▶ THE PROBLEM
Pictures are not part of the copy; repeat everything else in the records exactly.

(Records from a dataset)
** START **

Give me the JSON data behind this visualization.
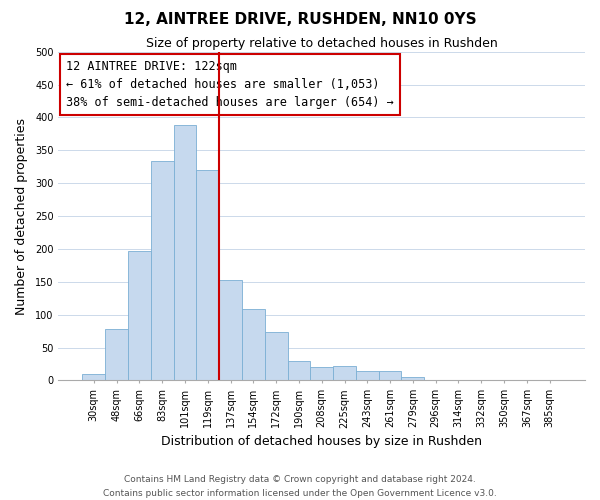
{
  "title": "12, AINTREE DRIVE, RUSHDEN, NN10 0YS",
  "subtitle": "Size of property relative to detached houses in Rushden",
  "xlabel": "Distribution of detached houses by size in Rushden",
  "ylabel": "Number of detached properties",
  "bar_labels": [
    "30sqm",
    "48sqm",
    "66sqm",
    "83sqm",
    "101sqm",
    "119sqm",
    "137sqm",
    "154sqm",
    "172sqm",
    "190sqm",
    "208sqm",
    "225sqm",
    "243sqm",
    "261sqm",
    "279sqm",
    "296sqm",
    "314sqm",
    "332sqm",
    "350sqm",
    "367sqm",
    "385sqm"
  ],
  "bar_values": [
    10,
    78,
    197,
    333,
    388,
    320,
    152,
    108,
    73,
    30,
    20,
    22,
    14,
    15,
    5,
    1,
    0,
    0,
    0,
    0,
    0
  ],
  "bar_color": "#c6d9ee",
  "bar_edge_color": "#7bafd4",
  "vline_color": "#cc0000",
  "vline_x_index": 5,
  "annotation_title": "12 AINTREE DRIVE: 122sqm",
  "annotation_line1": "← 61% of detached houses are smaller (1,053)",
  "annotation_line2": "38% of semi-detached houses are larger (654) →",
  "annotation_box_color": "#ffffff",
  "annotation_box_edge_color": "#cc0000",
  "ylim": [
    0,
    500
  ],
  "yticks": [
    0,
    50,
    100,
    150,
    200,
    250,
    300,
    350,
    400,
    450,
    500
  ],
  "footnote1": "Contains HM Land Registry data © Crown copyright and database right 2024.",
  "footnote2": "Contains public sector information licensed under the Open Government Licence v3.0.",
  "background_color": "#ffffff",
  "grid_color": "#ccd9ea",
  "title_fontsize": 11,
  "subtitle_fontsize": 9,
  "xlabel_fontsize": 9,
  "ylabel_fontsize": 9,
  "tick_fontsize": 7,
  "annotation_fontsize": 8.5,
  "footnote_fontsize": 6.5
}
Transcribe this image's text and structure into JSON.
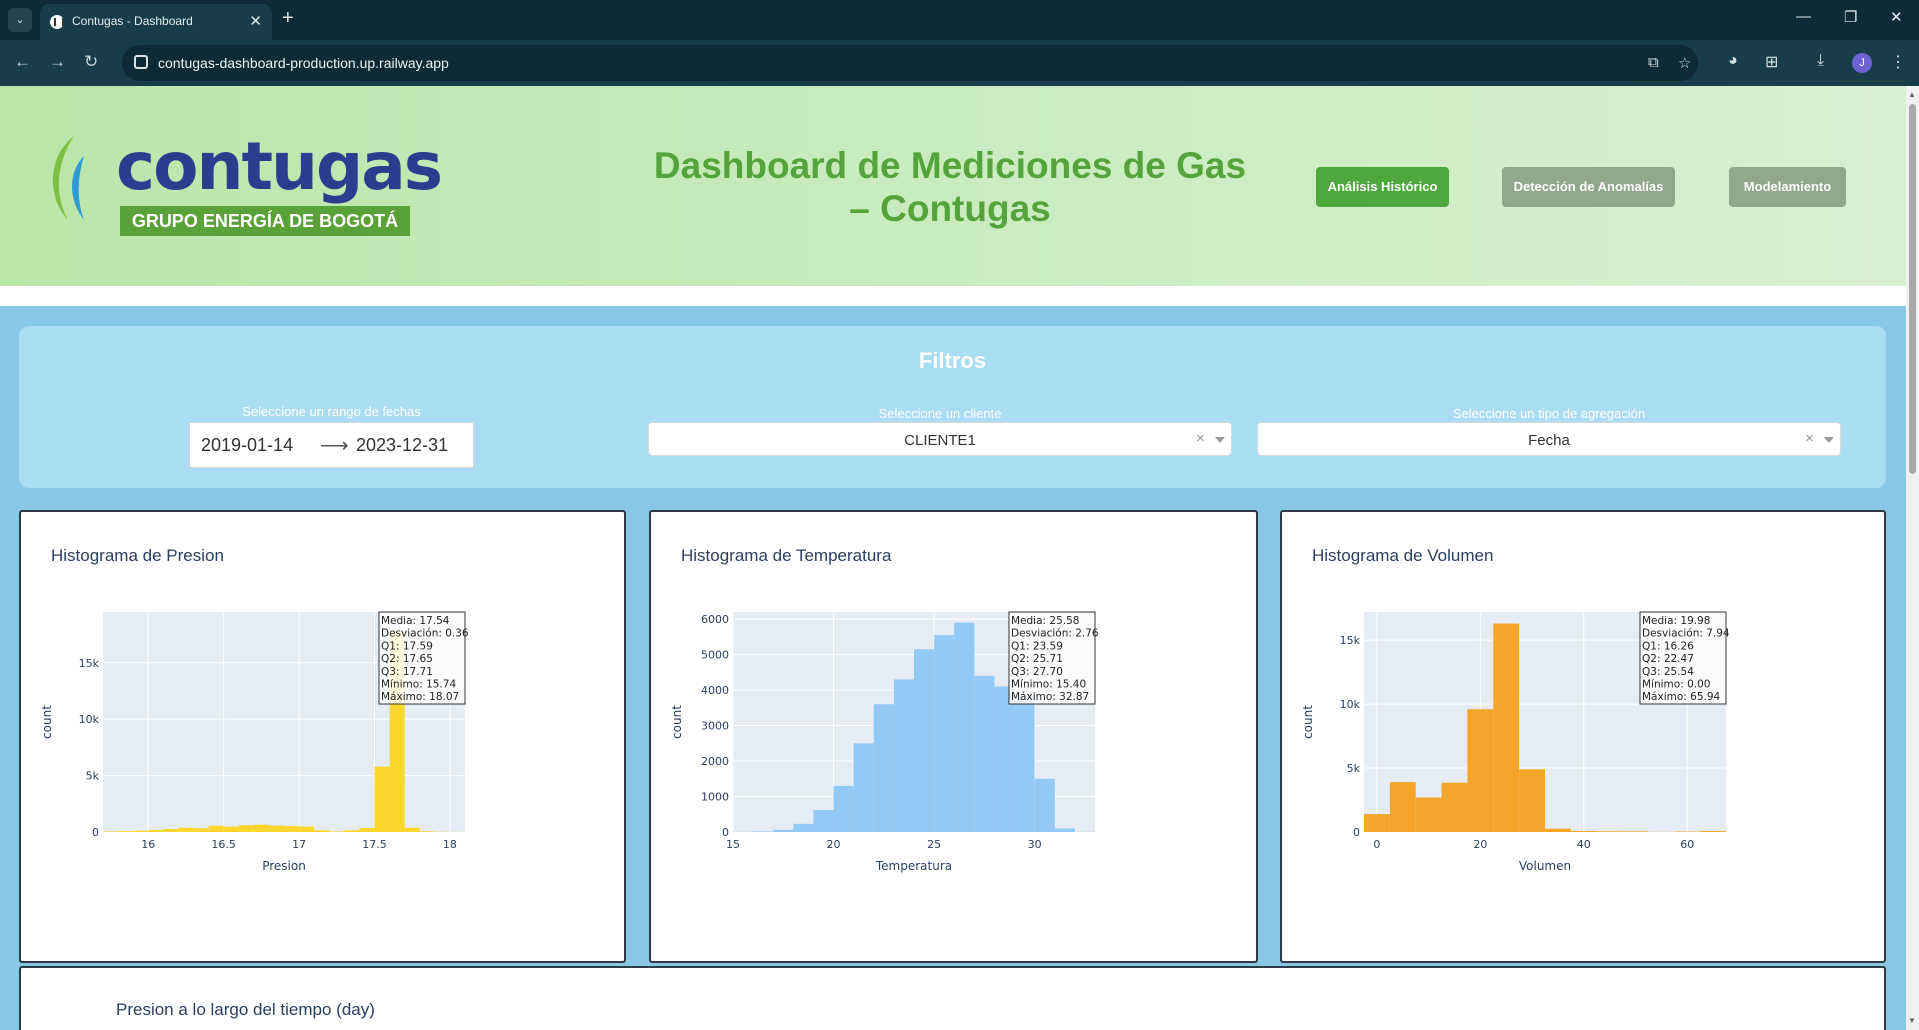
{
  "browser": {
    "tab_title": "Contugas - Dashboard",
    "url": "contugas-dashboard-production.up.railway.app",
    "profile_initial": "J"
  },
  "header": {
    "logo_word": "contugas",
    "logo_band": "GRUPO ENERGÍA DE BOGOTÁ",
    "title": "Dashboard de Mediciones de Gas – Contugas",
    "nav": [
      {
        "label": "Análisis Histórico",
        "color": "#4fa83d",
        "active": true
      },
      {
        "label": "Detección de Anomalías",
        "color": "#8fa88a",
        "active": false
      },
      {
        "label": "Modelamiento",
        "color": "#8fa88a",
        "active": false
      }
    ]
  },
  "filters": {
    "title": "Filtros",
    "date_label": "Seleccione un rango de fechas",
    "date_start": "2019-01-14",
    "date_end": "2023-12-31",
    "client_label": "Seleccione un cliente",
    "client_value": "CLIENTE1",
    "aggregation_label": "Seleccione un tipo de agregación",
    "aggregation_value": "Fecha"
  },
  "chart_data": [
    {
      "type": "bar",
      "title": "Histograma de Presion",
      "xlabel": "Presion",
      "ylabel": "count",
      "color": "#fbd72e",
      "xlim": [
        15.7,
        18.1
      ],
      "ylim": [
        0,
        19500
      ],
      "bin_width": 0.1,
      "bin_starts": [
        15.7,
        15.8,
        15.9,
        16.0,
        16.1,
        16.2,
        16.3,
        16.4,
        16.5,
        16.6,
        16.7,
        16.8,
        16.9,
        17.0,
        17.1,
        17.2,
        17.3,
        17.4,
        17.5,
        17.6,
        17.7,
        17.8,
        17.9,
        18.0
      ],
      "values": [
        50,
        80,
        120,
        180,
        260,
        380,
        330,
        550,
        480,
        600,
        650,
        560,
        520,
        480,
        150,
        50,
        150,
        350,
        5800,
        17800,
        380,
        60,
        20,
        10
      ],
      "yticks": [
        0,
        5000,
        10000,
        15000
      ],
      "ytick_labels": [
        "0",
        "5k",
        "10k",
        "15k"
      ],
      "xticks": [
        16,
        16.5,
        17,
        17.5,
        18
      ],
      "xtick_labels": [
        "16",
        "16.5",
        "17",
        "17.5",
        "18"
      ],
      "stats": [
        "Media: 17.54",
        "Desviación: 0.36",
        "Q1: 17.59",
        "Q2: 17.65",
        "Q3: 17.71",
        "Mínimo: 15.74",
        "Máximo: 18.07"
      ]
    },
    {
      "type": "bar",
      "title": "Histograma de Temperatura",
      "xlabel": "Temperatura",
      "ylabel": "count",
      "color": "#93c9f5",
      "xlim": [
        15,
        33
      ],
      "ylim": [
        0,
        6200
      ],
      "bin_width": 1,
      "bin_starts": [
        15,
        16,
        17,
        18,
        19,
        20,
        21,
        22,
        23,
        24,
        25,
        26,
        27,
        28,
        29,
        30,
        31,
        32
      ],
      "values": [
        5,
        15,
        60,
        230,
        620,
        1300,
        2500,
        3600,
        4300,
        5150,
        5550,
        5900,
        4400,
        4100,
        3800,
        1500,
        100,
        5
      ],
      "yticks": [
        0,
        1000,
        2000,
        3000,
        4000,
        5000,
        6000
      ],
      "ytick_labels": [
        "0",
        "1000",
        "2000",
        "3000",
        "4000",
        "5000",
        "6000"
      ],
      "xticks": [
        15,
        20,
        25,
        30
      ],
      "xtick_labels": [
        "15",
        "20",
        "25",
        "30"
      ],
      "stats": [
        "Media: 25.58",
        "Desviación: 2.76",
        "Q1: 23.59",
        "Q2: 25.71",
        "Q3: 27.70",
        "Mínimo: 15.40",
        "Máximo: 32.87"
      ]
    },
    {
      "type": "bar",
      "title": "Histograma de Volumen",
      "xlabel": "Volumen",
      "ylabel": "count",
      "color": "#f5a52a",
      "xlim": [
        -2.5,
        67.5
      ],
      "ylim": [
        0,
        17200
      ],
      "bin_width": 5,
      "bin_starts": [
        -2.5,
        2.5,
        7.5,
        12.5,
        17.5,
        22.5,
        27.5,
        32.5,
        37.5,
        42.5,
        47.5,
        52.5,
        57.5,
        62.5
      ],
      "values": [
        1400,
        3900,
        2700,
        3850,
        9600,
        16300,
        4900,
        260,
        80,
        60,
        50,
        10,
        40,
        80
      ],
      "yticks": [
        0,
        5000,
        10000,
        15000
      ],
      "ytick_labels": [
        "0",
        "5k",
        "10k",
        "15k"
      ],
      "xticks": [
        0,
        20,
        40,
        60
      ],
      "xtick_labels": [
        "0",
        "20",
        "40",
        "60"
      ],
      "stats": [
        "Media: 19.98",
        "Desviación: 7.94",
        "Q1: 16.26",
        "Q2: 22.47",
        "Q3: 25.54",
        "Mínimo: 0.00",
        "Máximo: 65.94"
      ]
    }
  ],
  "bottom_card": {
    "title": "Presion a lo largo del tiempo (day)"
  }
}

** END **

▶ RESPONSE TO THE TASK
Give me the JSON data behind this visualization.
{
  "title": "12, AINTREE DRIVE, RUSHDEN, NN10 0YS",
  "subtitle": "Size of property relative to detached houses in Rushden",
  "xlabel": "Distribution of detached houses by size in Rushden",
  "ylabel": "Number of detached properties",
  "bar_labels": [
    "30sqm",
    "48sqm",
    "66sqm",
    "83sqm",
    "101sqm",
    "119sqm",
    "137sqm",
    "154sqm",
    "172sqm",
    "190sqm",
    "208sqm",
    "225sqm",
    "243sqm",
    "261sqm",
    "279sqm",
    "296sqm",
    "314sqm",
    "332sqm",
    "350sqm",
    "367sqm",
    "385sqm"
  ],
  "bar_values": [
    10,
    78,
    197,
    333,
    388,
    320,
    152,
    108,
    73,
    30,
    20,
    22,
    14,
    15,
    5,
    1,
    0,
    0,
    0,
    0,
    0
  ],
  "bar_color": "#c6d9ee",
  "bar_edge_color": "#7bafd4",
  "vline_color": "#cc0000",
  "vline_x_index": 5,
  "annotation_title": "12 AINTREE DRIVE: 122sqm",
  "annotation_line1": "← 61% of detached houses are smaller (1,053)",
  "annotation_line2": "38% of semi-detached houses are larger (654) →",
  "annotation_box_color": "#ffffff",
  "annotation_box_edge_color": "#cc0000",
  "ylim": [
    0,
    500
  ],
  "yticks": [
    0,
    50,
    100,
    150,
    200,
    250,
    300,
    350,
    400,
    450,
    500
  ],
  "footnote1": "Contains HM Land Registry data © Crown copyright and database right 2024.",
  "footnote2": "Contains public sector information licensed under the Open Government Licence v3.0.",
  "background_color": "#ffffff",
  "grid_color": "#ccd9ea",
  "title_fontsize": 11,
  "subtitle_fontsize": 9,
  "xlabel_fontsize": 9,
  "ylabel_fontsize": 9,
  "tick_fontsize": 7,
  "annotation_fontsize": 8.5,
  "footnote_fontsize": 6.5
}
Transcribe this image's text and structure into JSON.
{
  "browser": {
    "tab_title": "Contugas - Dashboard",
    "url": "contugas-dashboard-production.up.railway.app",
    "profile_initial": "J"
  },
  "header": {
    "logo_word": "contugas",
    "logo_band": "GRUPO ENERGÍA DE BOGOTÁ",
    "title": "Dashboard de Mediciones de Gas – Contugas",
    "nav": [
      {
        "label": "Análisis Histórico",
        "color": "#4fa83d",
        "active": true
      },
      {
        "label": "Detección de Anomalías",
        "color": "#8fa88a",
        "active": false
      },
      {
        "label": "Modelamiento",
        "color": "#8fa88a",
        "active": false
      }
    ]
  },
  "filters": {
    "title": "Filtros",
    "date_label": "Seleccione un rango de fechas",
    "date_start": "2019-01-14",
    "date_end": "2023-12-31",
    "client_label": "Seleccione un cliente",
    "client_value": "CLIENTE1",
    "aggregation_label": "Seleccione un tipo de agregación",
    "aggregation_value": "Fecha"
  },
  "chart_data": [
    {
      "type": "bar",
      "title": "Histograma de Presion",
      "xlabel": "Presion",
      "ylabel": "count",
      "color": "#fbd72e",
      "xlim": [
        15.7,
        18.1
      ],
      "ylim": [
        0,
        19500
      ],
      "bin_width": 0.1,
      "bin_starts": [
        15.7,
        15.8,
        15.9,
        16.0,
        16.1,
        16.2,
        16.3,
        16.4,
        16.5,
        16.6,
        16.7,
        16.8,
        16.9,
        17.0,
        17.1,
        17.2,
        17.3,
        17.4,
        17.5,
        17.6,
        17.7,
        17.8,
        17.9,
        18.0
      ],
      "values": [
        50,
        80,
        120,
        180,
        260,
        380,
        330,
        550,
        480,
        600,
        650,
        560,
        520,
        480,
        150,
        50,
        150,
        350,
        5800,
        17800,
        380,
        60,
        20,
        10
      ],
      "yticks": [
        0,
        5000,
        10000,
        15000
      ],
      "ytick_labels": [
        "0",
        "5k",
        "10k",
        "15k"
      ],
      "xticks": [
        16,
        16.5,
        17,
        17.5,
        18
      ],
      "xtick_labels": [
        "16",
        "16.5",
        "17",
        "17.5",
        "18"
      ],
      "stats": [
        "Media: 17.54",
        "Desviación: 0.36",
        "Q1: 17.59",
        "Q2: 17.65",
        "Q3: 17.71",
        "Mínimo: 15.74",
        "Máximo: 18.07"
      ]
    },
    {
      "type": "bar",
      "title": "Histograma de Temperatura",
      "xlabel": "Temperatura",
      "ylabel": "count",
      "color": "#93c9f5",
      "xlim": [
        15,
        33
      ],
      "ylim": [
        0,
        6200
      ],
      "bin_width": 1,
      "bin_starts": [
        15,
        16,
        17,
        18,
        19,
        20,
        21,
        22,
        23,
        24,
        25,
        26,
        27,
        28,
        29,
        30,
        31,
        32
      ],
      "values": [
        5,
        15,
        60,
        230,
        620,
        1300,
        2500,
        3600,
        4300,
        5150,
        5550,
        5900,
        4400,
        4100,
        3800,
        1500,
        100,
        5
      ],
      "yticks": [
        0,
        1000,
        2000,
        3000,
        4000,
        5000,
        6000
      ],
      "ytick_labels": [
        "0",
        "1000",
        "2000",
        "3000",
        "4000",
        "5000",
        "6000"
      ],
      "xticks": [
        15,
        20,
        25,
        30
      ],
      "xtick_labels": [
        "15",
        "20",
        "25",
        "30"
      ],
      "stats": [
        "Media: 25.58",
        "Desviación: 2.76",
        "Q1: 23.59",
        "Q2: 25.71",
        "Q3: 27.70",
        "Mínimo: 15.40",
        "Máximo: 32.87"
      ]
    },
    {
      "type": "bar",
      "title": "Histograma de Volumen",
      "xlabel": "Volumen",
      "ylabel": "count",
      "color": "#f5a52a",
      "xlim": [
        -2.5,
        67.5
      ],
      "ylim": [
        0,
        17200
      ],
      "bin_width": 5,
      "bin_starts": [
        -2.5,
        2.5,
        7.5,
        12.5,
        17.5,
        22.5,
        27.5,
        32.5,
        37.5,
        42.5,
        47.5,
        52.5,
        57.5,
        62.5
      ],
      "values": [
        1400,
        3900,
        2700,
        3850,
        9600,
        16300,
        4900,
        260,
        80,
        60,
        50,
        10,
        40,
        80
      ],
      "yticks": [
        0,
        5000,
        10000,
        15000
      ],
      "ytick_labels": [
        "0",
        "5k",
        "10k",
        "15k"
      ],
      "xticks": [
        0,
        20,
        40,
        60
      ],
      "xtick_labels": [
        "0",
        "20",
        "40",
        "60"
      ],
      "stats": [
        "Media: 19.98",
        "Desviación: 7.94",
        "Q1: 16.26",
        "Q2: 22.47",
        "Q3: 25.54",
        "Mínimo: 0.00",
        "Máximo: 65.94"
      ]
    }
  ],
  "bottom_card": {
    "title": "Presion a lo largo del tiempo (day)"
  }
}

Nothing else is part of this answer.